Supplied text –
<<<<

“A small wiry man in a tan golf jacket with a greasy duck-tail haircut who paced along the sidelines of both practice fields with a speedy kind of intensity like a pimp or a track tout.”
That was Hunter S. Thompson’s take on the man, back in 1973, during the too-short month they hung together at Raiders practices talking about, according to Thompson, “foreign affairs.” (Jesus, how much would you pay for transcripts of those conversations?) After a few weeks, Davis banished the Gonzo king from the kingdom of the silver and black; Al, always the paranoiac, quickly decided he didn’t trust the man. But if you’re looking for an analogy for Al’s legacy, there you have it. What Thompson was to journalism, Al Davis was to professional football.
Forget the Darth Vader crap; comparing Al Davis to a Saturday-matinee-serialized sci-fi movie emperor would be like comparing the real Caesar Augustus to George Reeves. One’s a cartoon. The other actually built an empire. “The Raiders wanted to have the greatest organization in the history of sports,” Davis said in his Canton induction speech for John Madden five years ago, and that’s as good an emperor’s manifesto as you’re ever going to find. Besides: Davis’ empire wasn’t evil. Just because Sonny Barger and gangs of various stripes have been drawn by the Raiders’ vibe doesn’t mean the man promoted maliciousness. He promoted domination and intimidation — and if sometimes back in the glory days his defensive backfield tried to kill people, much of the time they did not, because after a while they didn’t have to; receivers would curl up into a ball at their feet.

>>>>

Direction –
Answer these questions about the Al Davis piece:
1. What color is the golf jacket in the opening description?
2. In what year did Thompson spend time at Raiders practices?
3. Whose Canton induction speech did Davis give?

Page element annotations –
<<<<

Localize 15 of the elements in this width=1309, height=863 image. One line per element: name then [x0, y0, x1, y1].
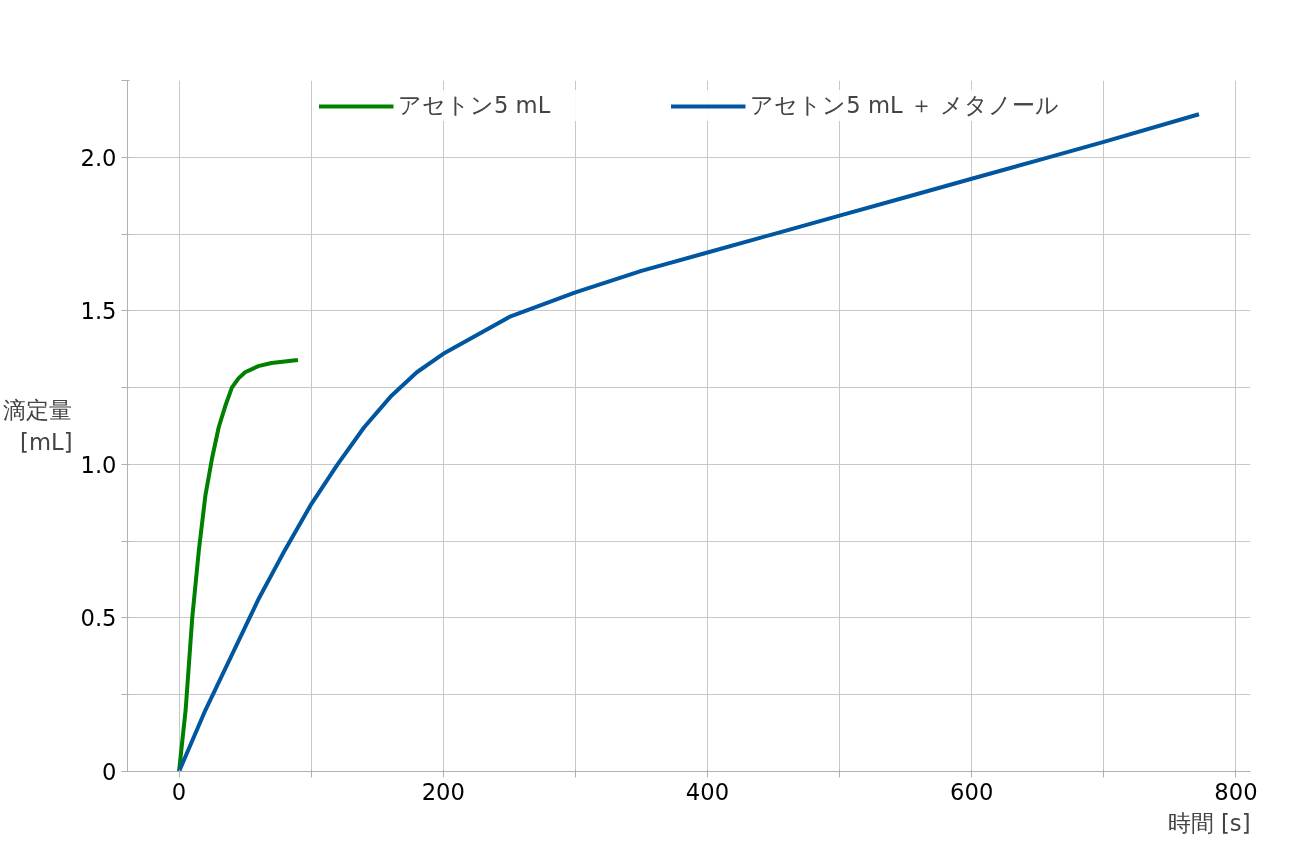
y-axis-title: 滴定量 [mL] — [3, 397, 73, 455]
y-tick-label: 2.0 — [80, 144, 117, 171]
y-tick-label: 0 — [102, 759, 117, 785]
legend-label: アセトン5 mL — [397, 91, 551, 120]
x-tick-label: 0 — [171, 778, 187, 805]
x-axis-title: 時間 [s] — [1167, 809, 1251, 836]
x-tick-label: 800 — [1214, 778, 1258, 805]
x-tick-label: 200 — [421, 778, 465, 805]
x-tick-label: 400 — [685, 778, 730, 805]
y-tick-label: 0.5 — [80, 605, 117, 632]
y-tick-label: 1.0 — [80, 451, 117, 478]
legend-label: アセトン5 mL ＋ メタノール — [750, 91, 1060, 120]
line-series — [177, 357, 300, 772]
x-tick-label: 600 — [950, 778, 994, 805]
y-tick-label: 1.5 — [80, 298, 117, 325]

>>>>

Solution to the exercise –
1. Tan
2. 1973
3. John Madden's